— WHAT IS BEING ASKED —
Pictures don't belong in the copy; print all the records exactly.
** Begin **
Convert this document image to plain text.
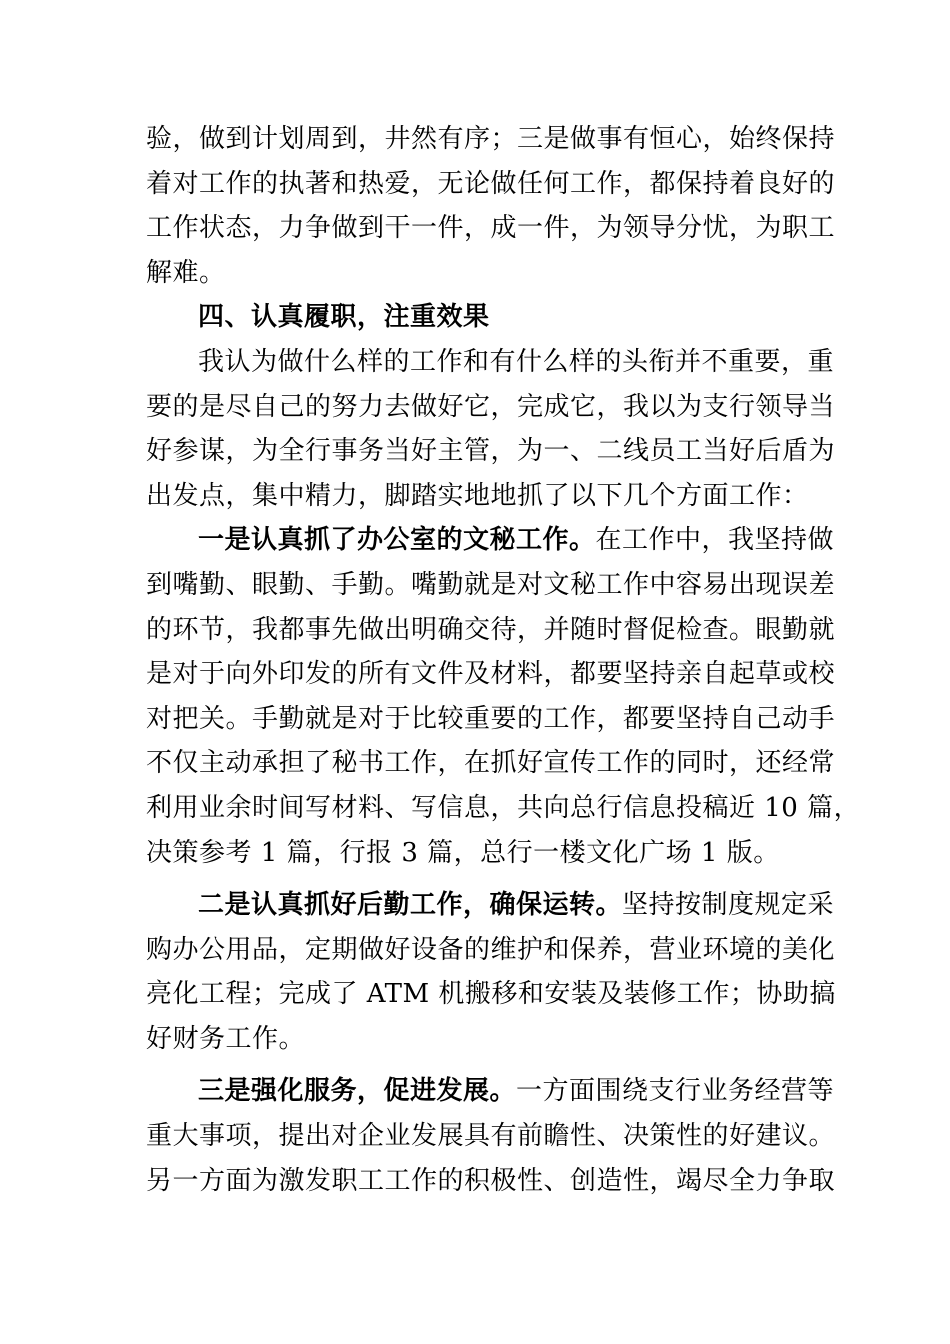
验，做到计划周到，井然有序；三是做事有恒心，始终保持
着对工作的执著和热爱，无论做任何工作，都保持着良好的
工作状态，力争做到干一件，成一件，为领导分忧，为职工
解难。
四、认真履职，注重效果
我认为做什么样的工作和有什么样的头衔并不重要，重
要的是尽自己的努力去做好它，完成它，我以为支行领导当
好参谋，为全行事务当好主管，为一、二线员工当好后盾为
出发点，集中精力，脚踏实地地抓了以下几个方面工作：
一是认真抓了办公室的文秘工作。在工作中，我坚持做
到嘴勤、眼勤、手勤。嘴勤就是对文秘工作中容易出现误差
的环节，我都事先做出明确交待，并随时督促检查。眼勤就
是对于向外印发的所有文件及材料，都要坚持亲自起草或校
对把关。手勤就是对于比较重要的工作，都要坚持自己动手
不仅主动承担了秘书工作，在抓好宣传工作的同时，还经常
利用业余时间写材料、写信息，共向总行信息投稿近 10 篇，
决策参考 1 篇，行报 3 篇，总行一楼文化广场 1 版。
二是认真抓好后勤工作，确保运转。坚持按制度规定采
购办公用品，定期做好设备的维护和保养，营业环境的美化
亮化工程；完成了 ATM 机搬移和安装及装修工作；协助搞
好财务工作。
三是强化服务，促进发展。一方面围绕支行业务经营等
重大事项，提出对企业发展具有前瞻性、决策性的好建议。
另一方面为激发职工工作的积极性、创造性，竭尽全力争取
** End **
— EXPECTED ANSWER —
Convert this document image to plain text.
验，做到计划周到，井然有序；三是做事有恒心，始终保持
着对工作的执著和热爱，无论做任何工作，都保持着良好的
工作状态，力争做到干一件，成一件，为领导分忧，为职工
解难。
四、认真履职，注重效果
我认为做什么样的工作和有什么样的头衔并不重要，重
要的是尽自己的努力去做好它，完成它，我以为支行领导当
好参谋，为全行事务当好主管，为一、二线员工当好后盾为
出发点，集中精力，脚踏实地地抓了以下几个方面工作：
一是认真抓了办公室的文秘工作。在工作中，我坚持做
到嘴勤、眼勤、手勤。嘴勤就是对文秘工作中容易出现误差
的环节，我都事先做出明确交待，并随时督促检查。眼勤就
是对于向外印发的所有文件及材料，都要坚持亲自起草或校
对把关。手勤就是对于比较重要的工作，都要坚持自己动手
不仅主动承担了秘书工作，在抓好宣传工作的同时，还经常
利用业余时间写材料、写信息，共向总行信息投稿近 10 篇，
决策参考 1 篇，行报 3 篇，总行一楼文化广场 1 版。
二是认真抓好后勤工作，确保运转。坚持按制度规定采
购办公用品，定期做好设备的维护和保养，营业环境的美化
亮化工程；完成了 ATM 机搬移和安装及装修工作；协助搞
好财务工作。
三是强化服务，促进发展。一方面围绕支行业务经营等
重大事项，提出对企业发展具有前瞻性、决策性的好建议。
另一方面为激发职工工作的积极性、创造性，竭尽全力争取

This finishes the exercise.